### Text to read
## Start
Why TensorFlow and PyTorch haven't monetized
Lukas:
Why do you think the popular deep learning frameworks, like TensorFlow and PyTorch, don't have something like that hosted in the cloud? Even though enterprises generally use them, that business model doesn't exist there.
Ion:
It's a great question. I can just...obviously this is hypothesis. For PyTorch, you have GridAI right now-
Lukas:
That's true.
Ion:
-providing some of the hosting. I think that these are coming from large companies — open sources from large companies — and these companies themselves are not interested to monetize. The way, for instance, probably Google thinks about TensorFlow, the monetization, is that TensorFlow and everything would work best on GCP, in particular using TPUs, and that's how they're going to monetize. The best place to train TensorFlow models which use Tensorflow is going to be GCP. The same with Kubernetes. It's hard for a company which doesn't have the creators of an open source to create a business, to...it's harder. If you don't have the creators of that particular open source part of the company, then it's just harder. You cannot orchestrate, you cannot develop in sync the open-source and the offering. I'm not aware about a huge success so far, of a company behind Kubernetes. But, how could you do that? Most of the Kubernetes developers are still with Google. So I think it has to have something to do with that. And the other thing is about...hosted offerings are more valuable when the solution is distributed, because then the value is to manage a cluster. As long as you run on only a single machine, the value is a little bit less. Now, of course, TensorFlow can run on different on a bunch of machines and so forth, and it's TensorFlow distributed. But I do think that these are the two things. One, most of the uses of PyTorch and TensorFlow are still on a single machine. And the second one, most of the developers of these open source libraries are still with these large companies like Google, Facebook. I may be wrong, but that's what I think are the differences, at least these are some differences.
## End
### Task 1
Answer these questions about the conversation on why TensorFlow and PyTorch haven't monetized, putting each answer on its own line with the same letter.
(a) Which company does Ion name as providing some of the hosting for PyTorch?
(b) According to Ion, what is going to be the best place to train TensorFlow models?
(c) According to Ion, where are most of the uses of PyTorch and TensorFlow still run?
### Task 2
List every company named in the conversation on why TensorFlow and PyTorch haven't monetized.
### Task 3
Pick up the conversation on why TensorFlow and PyTorch haven't monetized and continue it from the point where it stops.

### Information given
## Start
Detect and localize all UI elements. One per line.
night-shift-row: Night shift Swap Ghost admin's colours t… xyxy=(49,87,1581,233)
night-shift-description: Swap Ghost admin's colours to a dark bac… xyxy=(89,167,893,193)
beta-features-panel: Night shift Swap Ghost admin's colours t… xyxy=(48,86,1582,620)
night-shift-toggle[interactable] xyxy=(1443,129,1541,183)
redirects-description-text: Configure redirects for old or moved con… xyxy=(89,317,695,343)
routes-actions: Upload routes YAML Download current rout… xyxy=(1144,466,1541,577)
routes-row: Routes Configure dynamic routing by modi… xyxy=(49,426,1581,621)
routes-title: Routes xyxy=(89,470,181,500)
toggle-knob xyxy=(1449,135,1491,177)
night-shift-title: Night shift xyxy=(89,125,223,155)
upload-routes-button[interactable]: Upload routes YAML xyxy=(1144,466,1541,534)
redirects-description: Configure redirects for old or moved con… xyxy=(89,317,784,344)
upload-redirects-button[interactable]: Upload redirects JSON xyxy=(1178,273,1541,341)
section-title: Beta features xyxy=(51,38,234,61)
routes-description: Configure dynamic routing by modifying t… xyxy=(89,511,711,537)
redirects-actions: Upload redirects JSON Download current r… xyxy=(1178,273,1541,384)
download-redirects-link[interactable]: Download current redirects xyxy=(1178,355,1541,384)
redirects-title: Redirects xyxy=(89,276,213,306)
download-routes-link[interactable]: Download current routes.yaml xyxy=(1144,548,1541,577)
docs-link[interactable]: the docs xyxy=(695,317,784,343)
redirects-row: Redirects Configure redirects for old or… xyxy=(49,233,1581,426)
## End
## Start
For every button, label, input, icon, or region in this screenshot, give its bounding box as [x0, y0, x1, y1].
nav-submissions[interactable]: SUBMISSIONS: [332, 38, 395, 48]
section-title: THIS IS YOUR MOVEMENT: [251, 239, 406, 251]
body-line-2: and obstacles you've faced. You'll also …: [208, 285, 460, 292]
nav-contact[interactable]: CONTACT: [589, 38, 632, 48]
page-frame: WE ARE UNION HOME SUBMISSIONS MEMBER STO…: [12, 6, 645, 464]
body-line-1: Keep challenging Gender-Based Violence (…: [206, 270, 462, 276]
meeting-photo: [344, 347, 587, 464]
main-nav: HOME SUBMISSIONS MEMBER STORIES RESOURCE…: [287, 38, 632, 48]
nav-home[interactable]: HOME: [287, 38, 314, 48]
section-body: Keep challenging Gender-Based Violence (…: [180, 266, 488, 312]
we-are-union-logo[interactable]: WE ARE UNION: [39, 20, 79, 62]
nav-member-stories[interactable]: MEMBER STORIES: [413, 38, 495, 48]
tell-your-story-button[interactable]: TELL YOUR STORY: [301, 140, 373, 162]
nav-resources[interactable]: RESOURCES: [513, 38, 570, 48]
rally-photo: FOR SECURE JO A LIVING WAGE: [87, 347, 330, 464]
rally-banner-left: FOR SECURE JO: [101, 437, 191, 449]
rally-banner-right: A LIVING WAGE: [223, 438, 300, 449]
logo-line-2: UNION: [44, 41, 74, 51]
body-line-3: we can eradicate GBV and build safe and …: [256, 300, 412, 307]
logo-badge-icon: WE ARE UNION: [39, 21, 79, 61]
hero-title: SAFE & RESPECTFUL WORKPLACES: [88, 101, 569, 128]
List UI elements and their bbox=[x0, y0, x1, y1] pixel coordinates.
## End
### Expected answer 1
(a) GridAI
(b) GCP
(c) On a single machine

### Expected answer 2
GridAI
Google
Facebook

### Expected answer 3
Lukas:
Interesting.
Picking co-founders and other startup advice
Lukas:
I guess another question I wanted ask you — as someone who started these two very, very successful companies — do you think that the humans you picked as co-founders had anything to do with that? Was there something that you saw in them, or some commonalities between the co-founders that you picked that you think made them effective?
Ion:
Oh, absolutely. Absolutely. And you know that, Lukas. The people are so important. I mean, I'm telling everyone that the things I'm the most proud of at Databricks — and I'm saying Databricks because it's an older company, so you can see...it's more time to observe — I am proud of the original team. At some point, to be successful, you need everything. Including being lucky, right? But I think that the people were quite complementary. They have all — despite the fact that they all have a lot of accomplishments — relatively low ego. We were very open and we are a team. Like Matei, I know him since 2006, 2007 when he joined Berkeley. Ali came to Berkeley in 2009. Andy was also there at that time, then Patrick. So we knew each other for a long time. We were together. We were very open in discussing any issues. We were not always agreeing, we had shouting matches and so forth. I remember that later, people told us that this small office in Berkeley — and we didn't realize — but when we are having these very passionate exchanges, people are hearing almost everything because there is not good isolation. It was at some level scary, because you have these people who are supposed to lead the company and they don't agree, on even probably basic things. But we were very comfortable debating. I think that it's the same with Robert and Phillip at Anyscale. It's again low ego and so forth. I think that one thing you want from everyone, including the CEO and so forth, you want everyone to put the success of the company above what everyone's goals are. Because these things, which is absolutely true. What is the saying, "There is no winner in a losing team," right?
Lukas:
Right.
Ion:
I think this is what I would say. You need...when you know people for a long time, you have that trust. Trust is absolutely fundamental. Because there are good things, and there are high and low points in the life of every company. I imagine a small company is like you have a plane which is flying very close to the ground. There is not a lot of room you have there. I'm not saying that everyone is absolutely humble or whatever, but absolutely they need to believe that the most important thing is success of the company.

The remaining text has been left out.